* **Work to complete**:
Identify the lines containing the word "barthelemy". Copy each one.

* **Available records**:
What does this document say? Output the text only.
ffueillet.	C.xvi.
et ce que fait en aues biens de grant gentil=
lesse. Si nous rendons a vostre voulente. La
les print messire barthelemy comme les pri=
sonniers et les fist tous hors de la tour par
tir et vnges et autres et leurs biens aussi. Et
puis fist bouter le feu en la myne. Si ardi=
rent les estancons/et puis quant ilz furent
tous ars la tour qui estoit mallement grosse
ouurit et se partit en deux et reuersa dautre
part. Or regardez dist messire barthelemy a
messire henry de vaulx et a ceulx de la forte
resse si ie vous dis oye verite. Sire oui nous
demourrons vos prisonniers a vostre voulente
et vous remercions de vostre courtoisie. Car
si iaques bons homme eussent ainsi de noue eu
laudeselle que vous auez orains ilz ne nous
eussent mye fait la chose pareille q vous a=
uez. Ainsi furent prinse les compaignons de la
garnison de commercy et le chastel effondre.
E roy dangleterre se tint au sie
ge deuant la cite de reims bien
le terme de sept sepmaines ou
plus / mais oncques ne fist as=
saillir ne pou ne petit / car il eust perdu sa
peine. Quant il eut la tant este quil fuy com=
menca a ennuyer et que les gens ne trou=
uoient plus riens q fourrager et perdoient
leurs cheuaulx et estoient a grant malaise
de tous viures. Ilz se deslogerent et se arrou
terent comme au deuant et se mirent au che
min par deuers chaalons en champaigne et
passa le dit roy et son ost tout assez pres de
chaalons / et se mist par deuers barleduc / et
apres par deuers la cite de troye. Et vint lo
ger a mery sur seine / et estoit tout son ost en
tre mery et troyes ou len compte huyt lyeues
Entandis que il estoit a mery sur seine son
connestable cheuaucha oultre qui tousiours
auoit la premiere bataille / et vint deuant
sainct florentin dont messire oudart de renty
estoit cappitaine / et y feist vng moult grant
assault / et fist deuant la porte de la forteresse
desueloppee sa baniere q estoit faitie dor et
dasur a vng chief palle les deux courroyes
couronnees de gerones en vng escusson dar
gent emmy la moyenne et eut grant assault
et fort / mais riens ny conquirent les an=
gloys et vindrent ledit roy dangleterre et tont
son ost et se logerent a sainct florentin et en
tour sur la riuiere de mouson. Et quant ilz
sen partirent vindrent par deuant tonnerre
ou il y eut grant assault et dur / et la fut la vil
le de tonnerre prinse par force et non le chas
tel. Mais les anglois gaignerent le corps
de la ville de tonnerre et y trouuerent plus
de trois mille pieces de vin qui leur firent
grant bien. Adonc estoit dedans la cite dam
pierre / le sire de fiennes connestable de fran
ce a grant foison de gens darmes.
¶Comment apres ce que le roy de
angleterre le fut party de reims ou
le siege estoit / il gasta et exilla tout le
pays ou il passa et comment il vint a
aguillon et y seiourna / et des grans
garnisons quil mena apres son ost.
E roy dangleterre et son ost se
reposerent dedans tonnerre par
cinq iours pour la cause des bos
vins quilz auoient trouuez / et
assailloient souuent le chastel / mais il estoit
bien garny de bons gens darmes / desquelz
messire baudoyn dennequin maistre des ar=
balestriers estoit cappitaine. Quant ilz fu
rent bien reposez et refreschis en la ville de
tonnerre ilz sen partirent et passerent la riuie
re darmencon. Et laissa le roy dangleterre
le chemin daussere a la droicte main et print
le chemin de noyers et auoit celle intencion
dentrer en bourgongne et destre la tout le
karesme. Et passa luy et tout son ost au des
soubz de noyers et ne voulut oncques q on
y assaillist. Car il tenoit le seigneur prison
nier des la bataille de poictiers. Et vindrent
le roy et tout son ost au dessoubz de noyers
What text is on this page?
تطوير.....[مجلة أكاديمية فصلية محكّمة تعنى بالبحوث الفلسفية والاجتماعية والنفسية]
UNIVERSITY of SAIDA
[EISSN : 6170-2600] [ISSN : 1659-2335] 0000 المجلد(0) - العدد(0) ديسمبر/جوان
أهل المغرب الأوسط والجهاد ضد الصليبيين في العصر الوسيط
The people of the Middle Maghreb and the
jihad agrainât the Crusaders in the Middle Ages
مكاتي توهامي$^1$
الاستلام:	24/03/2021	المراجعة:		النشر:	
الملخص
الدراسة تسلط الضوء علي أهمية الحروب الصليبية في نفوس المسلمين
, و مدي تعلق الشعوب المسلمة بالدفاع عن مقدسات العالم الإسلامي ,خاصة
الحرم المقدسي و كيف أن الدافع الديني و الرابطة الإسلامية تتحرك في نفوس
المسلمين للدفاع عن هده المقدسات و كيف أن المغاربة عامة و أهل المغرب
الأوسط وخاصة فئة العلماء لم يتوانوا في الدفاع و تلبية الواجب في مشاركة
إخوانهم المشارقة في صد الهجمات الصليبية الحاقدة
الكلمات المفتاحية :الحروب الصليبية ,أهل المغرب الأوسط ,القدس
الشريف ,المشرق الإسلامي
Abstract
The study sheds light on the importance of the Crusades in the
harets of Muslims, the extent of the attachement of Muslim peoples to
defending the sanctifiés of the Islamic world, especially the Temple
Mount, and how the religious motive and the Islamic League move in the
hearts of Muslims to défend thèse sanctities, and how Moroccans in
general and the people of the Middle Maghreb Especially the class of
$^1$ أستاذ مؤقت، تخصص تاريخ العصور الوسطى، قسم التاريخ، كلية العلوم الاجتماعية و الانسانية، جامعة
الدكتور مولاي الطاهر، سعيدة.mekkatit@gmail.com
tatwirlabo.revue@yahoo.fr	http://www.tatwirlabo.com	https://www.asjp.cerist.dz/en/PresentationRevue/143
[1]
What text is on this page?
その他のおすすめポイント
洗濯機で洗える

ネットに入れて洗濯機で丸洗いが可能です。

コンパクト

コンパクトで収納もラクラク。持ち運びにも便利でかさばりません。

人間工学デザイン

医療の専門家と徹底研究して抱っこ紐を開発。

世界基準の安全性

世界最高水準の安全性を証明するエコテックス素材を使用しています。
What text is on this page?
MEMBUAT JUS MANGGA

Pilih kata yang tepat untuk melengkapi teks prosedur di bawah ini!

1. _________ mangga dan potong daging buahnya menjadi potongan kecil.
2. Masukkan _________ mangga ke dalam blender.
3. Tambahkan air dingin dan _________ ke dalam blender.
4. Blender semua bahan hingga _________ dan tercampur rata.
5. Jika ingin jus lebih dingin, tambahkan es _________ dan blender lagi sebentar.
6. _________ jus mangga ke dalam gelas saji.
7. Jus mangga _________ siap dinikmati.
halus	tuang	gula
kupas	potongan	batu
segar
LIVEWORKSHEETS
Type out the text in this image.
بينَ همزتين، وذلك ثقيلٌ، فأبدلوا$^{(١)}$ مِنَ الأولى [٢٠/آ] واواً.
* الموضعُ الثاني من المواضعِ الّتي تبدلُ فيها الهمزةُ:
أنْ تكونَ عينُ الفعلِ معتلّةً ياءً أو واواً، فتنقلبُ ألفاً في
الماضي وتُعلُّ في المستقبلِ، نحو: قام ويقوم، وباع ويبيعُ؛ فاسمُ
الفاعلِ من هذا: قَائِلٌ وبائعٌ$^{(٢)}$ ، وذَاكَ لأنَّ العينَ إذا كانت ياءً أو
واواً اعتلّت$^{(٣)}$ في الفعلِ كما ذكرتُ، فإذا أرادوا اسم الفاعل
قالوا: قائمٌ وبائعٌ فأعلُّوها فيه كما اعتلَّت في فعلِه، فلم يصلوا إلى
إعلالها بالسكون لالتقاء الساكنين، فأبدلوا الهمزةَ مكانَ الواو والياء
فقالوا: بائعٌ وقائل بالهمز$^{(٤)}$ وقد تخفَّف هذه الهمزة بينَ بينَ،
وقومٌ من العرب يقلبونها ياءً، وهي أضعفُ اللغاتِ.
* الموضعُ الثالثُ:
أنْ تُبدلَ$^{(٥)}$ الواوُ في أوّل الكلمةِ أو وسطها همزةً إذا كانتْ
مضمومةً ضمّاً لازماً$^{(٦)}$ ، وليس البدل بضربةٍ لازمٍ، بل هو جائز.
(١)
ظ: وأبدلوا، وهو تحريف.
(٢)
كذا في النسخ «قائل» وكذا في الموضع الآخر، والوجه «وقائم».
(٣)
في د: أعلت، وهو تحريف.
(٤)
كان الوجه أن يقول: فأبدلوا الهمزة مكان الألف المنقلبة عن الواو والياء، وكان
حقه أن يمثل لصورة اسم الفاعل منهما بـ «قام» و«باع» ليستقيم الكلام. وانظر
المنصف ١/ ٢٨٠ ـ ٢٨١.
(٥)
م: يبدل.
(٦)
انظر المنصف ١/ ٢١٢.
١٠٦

* **Output below**:
les print messire barthelemy comme les pri=
part. Or regardez dist messire barthelemy a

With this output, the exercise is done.